Problem statement » Wherever "going" appears in a line, list that line.

Working data »
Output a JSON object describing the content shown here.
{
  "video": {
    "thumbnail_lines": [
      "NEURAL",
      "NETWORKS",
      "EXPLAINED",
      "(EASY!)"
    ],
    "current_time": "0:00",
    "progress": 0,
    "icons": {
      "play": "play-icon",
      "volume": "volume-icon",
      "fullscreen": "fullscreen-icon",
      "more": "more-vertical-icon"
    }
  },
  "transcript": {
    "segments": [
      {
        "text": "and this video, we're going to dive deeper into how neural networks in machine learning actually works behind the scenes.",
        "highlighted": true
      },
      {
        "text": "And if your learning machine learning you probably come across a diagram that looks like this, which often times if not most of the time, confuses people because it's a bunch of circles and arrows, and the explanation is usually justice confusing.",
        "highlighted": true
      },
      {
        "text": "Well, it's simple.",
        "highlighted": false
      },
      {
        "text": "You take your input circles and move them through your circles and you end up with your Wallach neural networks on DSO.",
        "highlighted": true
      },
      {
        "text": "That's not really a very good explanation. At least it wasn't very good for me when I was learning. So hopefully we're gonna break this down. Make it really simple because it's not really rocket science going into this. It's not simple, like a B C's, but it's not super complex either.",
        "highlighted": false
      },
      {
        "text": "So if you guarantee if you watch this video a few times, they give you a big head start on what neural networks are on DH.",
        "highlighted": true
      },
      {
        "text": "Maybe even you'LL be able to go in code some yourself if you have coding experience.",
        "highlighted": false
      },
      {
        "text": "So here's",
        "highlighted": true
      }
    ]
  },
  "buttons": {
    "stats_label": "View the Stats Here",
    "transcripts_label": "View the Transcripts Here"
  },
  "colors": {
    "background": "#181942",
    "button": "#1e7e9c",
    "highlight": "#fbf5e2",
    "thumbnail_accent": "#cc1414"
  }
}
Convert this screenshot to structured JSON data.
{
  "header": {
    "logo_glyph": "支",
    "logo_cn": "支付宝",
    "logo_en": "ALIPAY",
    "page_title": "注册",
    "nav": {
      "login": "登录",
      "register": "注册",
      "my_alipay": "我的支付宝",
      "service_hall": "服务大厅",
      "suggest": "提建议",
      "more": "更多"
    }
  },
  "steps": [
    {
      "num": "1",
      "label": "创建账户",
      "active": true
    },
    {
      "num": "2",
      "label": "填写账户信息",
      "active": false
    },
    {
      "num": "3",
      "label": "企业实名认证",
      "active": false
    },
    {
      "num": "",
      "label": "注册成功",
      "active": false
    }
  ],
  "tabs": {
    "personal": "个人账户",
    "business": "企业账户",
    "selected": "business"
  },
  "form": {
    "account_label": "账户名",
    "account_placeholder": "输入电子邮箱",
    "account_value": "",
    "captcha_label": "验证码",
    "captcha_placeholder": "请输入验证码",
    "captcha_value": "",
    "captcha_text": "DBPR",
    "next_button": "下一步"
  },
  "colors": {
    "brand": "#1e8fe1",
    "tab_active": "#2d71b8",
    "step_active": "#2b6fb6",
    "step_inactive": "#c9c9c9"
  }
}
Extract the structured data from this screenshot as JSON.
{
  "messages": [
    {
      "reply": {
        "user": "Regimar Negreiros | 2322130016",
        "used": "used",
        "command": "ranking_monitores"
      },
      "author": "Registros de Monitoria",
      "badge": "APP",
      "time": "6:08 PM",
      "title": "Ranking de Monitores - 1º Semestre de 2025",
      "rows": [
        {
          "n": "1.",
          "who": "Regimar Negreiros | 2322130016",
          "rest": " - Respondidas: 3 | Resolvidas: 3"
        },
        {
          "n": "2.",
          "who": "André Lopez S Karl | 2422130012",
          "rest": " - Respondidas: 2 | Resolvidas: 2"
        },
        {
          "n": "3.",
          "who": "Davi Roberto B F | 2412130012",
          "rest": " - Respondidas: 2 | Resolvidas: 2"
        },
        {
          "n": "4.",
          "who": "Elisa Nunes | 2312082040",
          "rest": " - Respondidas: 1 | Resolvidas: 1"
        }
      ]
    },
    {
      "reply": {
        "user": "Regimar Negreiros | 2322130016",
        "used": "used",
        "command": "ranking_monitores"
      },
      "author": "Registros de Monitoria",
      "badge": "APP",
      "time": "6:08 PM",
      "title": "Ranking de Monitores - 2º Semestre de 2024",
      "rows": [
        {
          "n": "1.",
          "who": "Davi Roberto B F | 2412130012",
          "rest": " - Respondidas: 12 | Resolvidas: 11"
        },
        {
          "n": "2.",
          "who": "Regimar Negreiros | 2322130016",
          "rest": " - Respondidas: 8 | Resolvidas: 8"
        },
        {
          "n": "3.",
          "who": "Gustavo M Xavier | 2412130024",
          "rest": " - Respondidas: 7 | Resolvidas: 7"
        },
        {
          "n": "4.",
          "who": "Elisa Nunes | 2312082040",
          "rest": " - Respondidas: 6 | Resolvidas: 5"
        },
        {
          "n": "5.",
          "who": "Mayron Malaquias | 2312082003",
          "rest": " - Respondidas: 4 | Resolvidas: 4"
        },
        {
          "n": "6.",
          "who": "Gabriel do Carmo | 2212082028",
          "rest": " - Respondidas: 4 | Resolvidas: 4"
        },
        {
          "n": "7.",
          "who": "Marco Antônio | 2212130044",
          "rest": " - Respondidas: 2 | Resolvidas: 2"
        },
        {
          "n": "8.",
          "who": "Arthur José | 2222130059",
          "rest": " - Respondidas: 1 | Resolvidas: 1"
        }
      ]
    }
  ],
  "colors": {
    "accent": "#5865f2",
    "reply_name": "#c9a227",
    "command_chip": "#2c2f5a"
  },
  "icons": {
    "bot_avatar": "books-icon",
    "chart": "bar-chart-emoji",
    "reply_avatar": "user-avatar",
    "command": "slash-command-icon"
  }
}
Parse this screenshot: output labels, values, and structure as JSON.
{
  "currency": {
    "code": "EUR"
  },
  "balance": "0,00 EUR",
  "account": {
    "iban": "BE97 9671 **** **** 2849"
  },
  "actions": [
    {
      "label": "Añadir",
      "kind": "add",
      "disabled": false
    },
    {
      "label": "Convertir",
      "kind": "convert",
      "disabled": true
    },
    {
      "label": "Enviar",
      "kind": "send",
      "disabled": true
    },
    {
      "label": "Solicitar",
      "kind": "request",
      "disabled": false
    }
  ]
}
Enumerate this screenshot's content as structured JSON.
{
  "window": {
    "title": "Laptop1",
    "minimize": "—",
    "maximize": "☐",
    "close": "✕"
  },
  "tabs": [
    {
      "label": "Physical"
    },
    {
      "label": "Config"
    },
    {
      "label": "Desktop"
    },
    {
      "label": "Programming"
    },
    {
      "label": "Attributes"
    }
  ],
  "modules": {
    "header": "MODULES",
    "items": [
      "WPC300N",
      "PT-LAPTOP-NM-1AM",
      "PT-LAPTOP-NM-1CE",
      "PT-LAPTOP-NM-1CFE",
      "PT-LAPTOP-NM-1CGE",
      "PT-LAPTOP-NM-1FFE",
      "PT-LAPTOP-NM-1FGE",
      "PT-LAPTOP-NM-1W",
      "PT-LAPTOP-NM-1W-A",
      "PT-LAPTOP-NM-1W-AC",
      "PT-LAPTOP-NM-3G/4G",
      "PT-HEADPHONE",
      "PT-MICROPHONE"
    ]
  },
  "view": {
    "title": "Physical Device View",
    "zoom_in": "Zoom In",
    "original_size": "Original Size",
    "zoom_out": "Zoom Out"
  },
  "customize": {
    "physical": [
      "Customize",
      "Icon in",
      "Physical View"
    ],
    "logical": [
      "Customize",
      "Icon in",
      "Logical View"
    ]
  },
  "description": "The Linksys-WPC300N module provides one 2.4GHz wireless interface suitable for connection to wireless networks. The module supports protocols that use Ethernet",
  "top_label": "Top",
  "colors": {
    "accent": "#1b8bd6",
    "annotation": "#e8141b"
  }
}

Full solution »
        "text": "and this video, we're going to dive deeper into how neural networks in machine learning actually works behind the scenes.",
        "text": "That's not really a very good explanation. At least it wasn't very good for me when I was learning. So hopefully we're gonna break this down. Make it really simple because it's not really rocket science going into this. It's not simple, like a B C's, but it's not super complex either.",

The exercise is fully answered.